▸ GIVEN INSTRUCTION
The exercise asks you to copy every line below in which "征集调查" appears.
— START INPUT RECORDS —
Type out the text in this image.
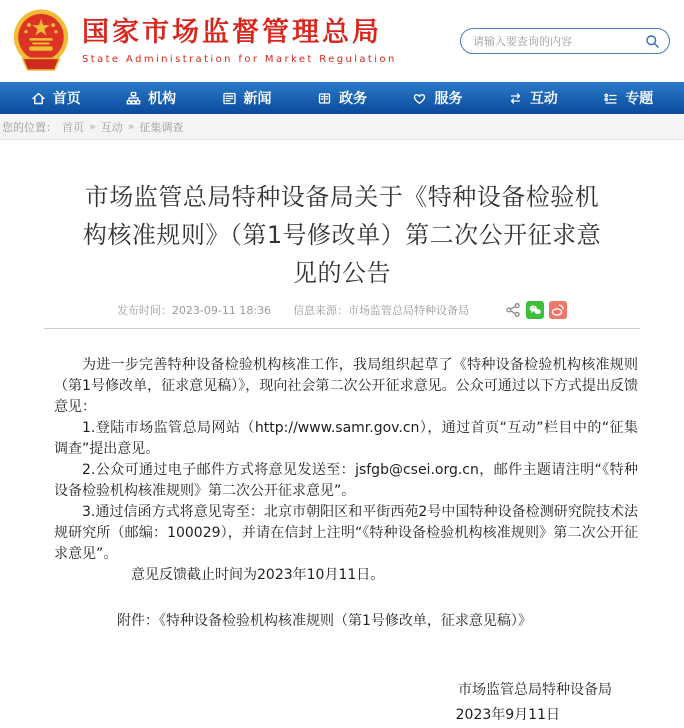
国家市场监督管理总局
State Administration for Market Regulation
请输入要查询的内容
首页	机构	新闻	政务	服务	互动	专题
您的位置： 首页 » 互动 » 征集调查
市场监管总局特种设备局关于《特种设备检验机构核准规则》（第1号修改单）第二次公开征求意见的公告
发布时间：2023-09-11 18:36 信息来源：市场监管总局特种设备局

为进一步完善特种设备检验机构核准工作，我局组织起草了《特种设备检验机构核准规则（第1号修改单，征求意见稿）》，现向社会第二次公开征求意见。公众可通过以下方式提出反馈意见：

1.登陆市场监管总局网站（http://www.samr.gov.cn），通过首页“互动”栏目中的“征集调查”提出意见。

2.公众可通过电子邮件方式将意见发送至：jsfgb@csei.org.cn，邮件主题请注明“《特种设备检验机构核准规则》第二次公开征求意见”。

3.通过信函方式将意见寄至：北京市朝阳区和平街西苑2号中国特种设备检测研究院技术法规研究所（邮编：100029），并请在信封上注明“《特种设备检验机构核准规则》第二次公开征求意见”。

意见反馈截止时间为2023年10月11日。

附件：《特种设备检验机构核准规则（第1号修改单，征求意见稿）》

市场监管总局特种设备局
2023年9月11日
— END INPUT RECORDS —
▸ THE COMPLETED TASK
您的位置： 首页 » 互动 » 征集调查
1.登陆市场监管总局网站（http://www.samr.gov.cn），通过首页“互动”栏目中的“征集调查”提出意见。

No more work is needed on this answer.